- _DATA SECTION_
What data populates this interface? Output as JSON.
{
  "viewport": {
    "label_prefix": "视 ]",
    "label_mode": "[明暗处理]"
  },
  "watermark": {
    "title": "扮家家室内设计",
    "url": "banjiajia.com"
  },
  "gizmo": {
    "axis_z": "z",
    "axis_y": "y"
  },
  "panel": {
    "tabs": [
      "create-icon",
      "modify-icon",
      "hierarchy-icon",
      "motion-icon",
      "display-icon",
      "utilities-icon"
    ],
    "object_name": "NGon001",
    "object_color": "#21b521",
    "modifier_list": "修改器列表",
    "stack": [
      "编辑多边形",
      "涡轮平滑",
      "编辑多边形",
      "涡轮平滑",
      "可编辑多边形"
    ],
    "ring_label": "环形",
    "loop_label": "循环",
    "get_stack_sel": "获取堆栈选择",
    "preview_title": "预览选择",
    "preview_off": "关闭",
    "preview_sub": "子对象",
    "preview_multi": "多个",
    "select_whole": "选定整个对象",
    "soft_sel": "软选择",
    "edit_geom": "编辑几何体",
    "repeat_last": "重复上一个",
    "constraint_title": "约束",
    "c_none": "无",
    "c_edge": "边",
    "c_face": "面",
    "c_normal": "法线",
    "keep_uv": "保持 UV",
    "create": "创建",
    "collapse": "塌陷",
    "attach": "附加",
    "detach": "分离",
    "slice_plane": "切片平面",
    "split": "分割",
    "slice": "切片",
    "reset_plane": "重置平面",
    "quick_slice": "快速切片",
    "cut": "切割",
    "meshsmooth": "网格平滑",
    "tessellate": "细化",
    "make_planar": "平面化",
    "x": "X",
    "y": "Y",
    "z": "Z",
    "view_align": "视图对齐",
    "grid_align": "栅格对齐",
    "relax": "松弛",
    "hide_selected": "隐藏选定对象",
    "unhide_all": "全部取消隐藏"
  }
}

- _EXERCISE_
From the listing above, extract every line exactly as it stands.

- _SOLUTION TO THE EXERCISE_
What data populates this interface? Output as JSON.
{
  "viewport": {
    "label_prefix": "视 ]",
    "label_mode": "[明暗处理]"
  },
  "watermark": {
    "title": "扮家家室内设计",
    "url": "banjiajia.com"
  },
  "gizmo": {
    "axis_z": "z",
    "axis_y": "y"
  },
  "panel": {
    "tabs": [
      "create-icon",
      "modify-icon",
      "hierarchy-icon",
      "motion-icon",
      "display-icon",
      "utilities-icon"
    ],
    "object_name": "NGon001",
    "object_color": "#21b521",
    "modifier_list": "修改器列表",
    "stack": [
      "编辑多边形",
      "涡轮平滑",
      "编辑多边形",
      "涡轮平滑",
      "可编辑多边形"
    ],
    "ring_label": "环形",
    "loop_label": "循环",
    "get_stack_sel": "获取堆栈选择",
    "preview_title": "预览选择",
    "preview_off": "关闭",
    "preview_sub": "子对象",
    "preview_multi": "多个",
    "select_whole": "选定整个对象",
    "soft_sel": "软选择",
    "edit_geom": "编辑几何体",
    "repeat_last": "重复上一个",
    "constraint_title": "约束",
    "c_none": "无",
    "c_edge": "边",
    "c_face": "面",
    "c_normal": "法线",
    "keep_uv": "保持 UV",
    "create": "创建",
    "collapse": "塌陷",
    "attach": "附加",
    "detach": "分离",
    "slice_plane": "切片平面",
    "split": "分割",
    "slice": "切片",
    "reset_plane": "重置平面",
    "quick_slice": "快速切片",
    "cut": "切割",
    "meshsmooth": "网格平滑",
    "tessellate": "细化",
    "make_planar": "平面化",
    "x": "X",
    "y": "Y",
    "z": "Z",
    "view_align": "视图对齐",
    "grid_align": "栅格对齐",
    "relax": "松弛",
    "hide_selected": "隐藏选定对象",
    "unhide_all": "全部取消隐藏"
  }
}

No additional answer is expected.